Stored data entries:
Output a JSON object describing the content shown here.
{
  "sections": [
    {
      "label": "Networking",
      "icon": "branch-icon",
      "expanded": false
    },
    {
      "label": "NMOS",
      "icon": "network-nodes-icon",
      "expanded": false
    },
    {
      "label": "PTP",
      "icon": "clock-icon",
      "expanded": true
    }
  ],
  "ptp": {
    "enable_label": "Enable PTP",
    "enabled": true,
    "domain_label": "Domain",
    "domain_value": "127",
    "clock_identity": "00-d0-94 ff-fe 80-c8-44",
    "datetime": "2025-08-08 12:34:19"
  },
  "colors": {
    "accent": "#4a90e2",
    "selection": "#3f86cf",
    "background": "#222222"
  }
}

▶ [Stated task]
Your task is to repeat every entry exactly.

▶ [Result of this task]
Output a JSON object describing the content shown here.
{
  "sections": [
    {
      "label": "Networking",
      "icon": "branch-icon",
      "expanded": false
    },
    {
      "label": "NMOS",
      "icon": "network-nodes-icon",
      "expanded": false
    },
    {
      "label": "PTP",
      "icon": "clock-icon",
      "expanded": true
    }
  ],
  "ptp": {
    "enable_label": "Enable PTP",
    "enabled": true,
    "domain_label": "Domain",
    "domain_value": "127",
    "clock_identity": "00-d0-94 ff-fe 80-c8-44",
    "datetime": "2025-08-08 12:34:19"
  },
  "colors": {
    "accent": "#4a90e2",
    "selection": "#3f86cf",
    "background": "#222222"
  }
}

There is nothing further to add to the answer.